-- start --
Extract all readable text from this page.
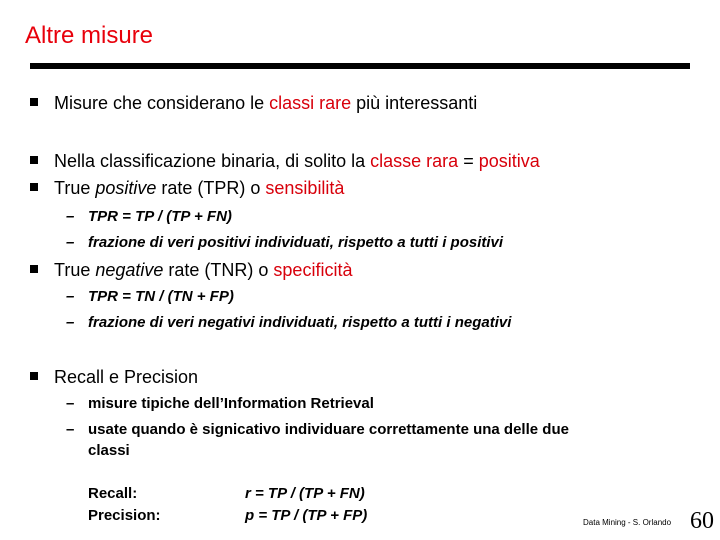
Altre misure
Misure che considerano le classi rare più interessanti
Nella classificazione binaria, di solito la classe rara = positiva
True positive rate (TPR) o sensibilità
– TPR = TP / (TP + FN)
– frazione di veri positivi individuati, rispetto a tutti i positivi
True negative rate (TNR) o specificità
– TPR = TN / (TN + FP)
– frazione di veri negativi individuati, rispetto a tutti i negativi
Recall e Precision
– misure tipiche dell’Information Retrieval
– usate quando è signicativo individuare correttamente una delle due
classi
Recall:
Precision:
r = TP / (TP + FN)
p = TP / (TP + FP)	Data Mining - S. Orlando 60
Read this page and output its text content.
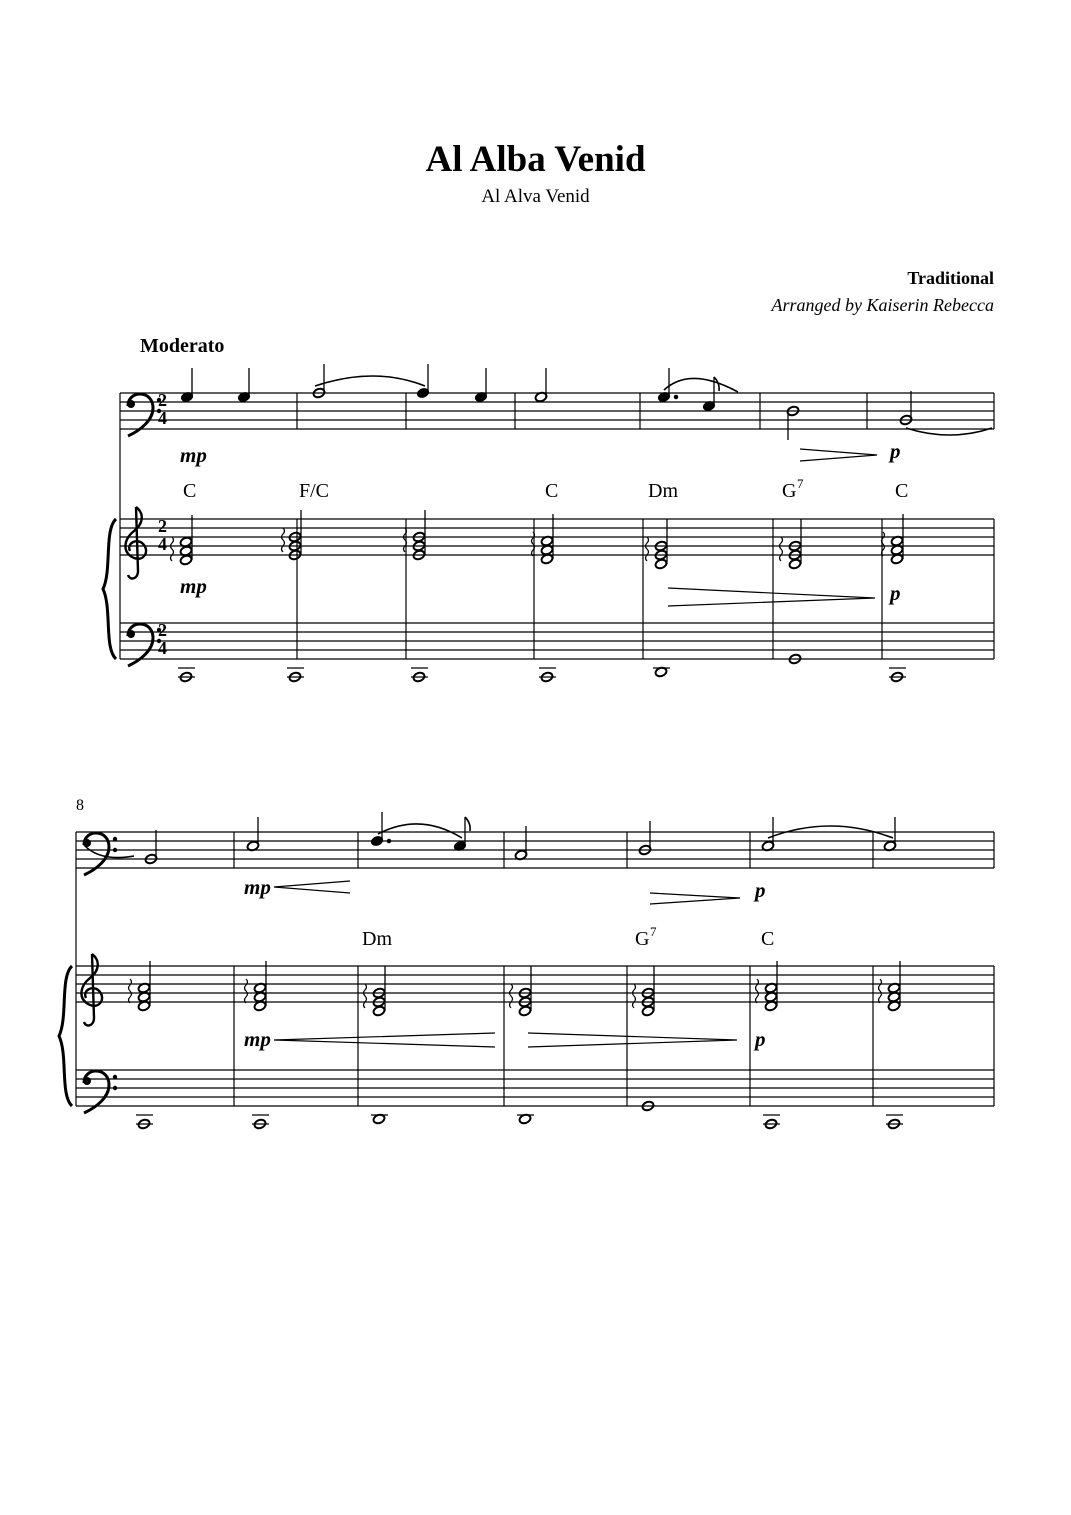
Al Alba Venid
Al Alva Venid
Traditional
Arranged by Kaiserin Rebecca
Moderato
2
4
mp	p
C	F/C	C	Dm	G 7	C
2
4
mp	p
2
4
8
mp	p
Dm	G 7	C
mp	p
-- end --
● **YOUR OBJECTIVE**
Everything from the line containing "Read this page and output its text content." through the last line of the entries must be repeated verbatim, except pictures.

● **TASK ANSWER**
Read this page and output its text content.
Al Alba Venid
Al Alva Venid
Traditional
Arranged by Kaiserin Rebecca
Moderato
2
4
mp	p
C	F/C	C	Dm	G 7	C
2
4
mp	p
2
4
8
mp	p
Dm	G 7	C
mp	p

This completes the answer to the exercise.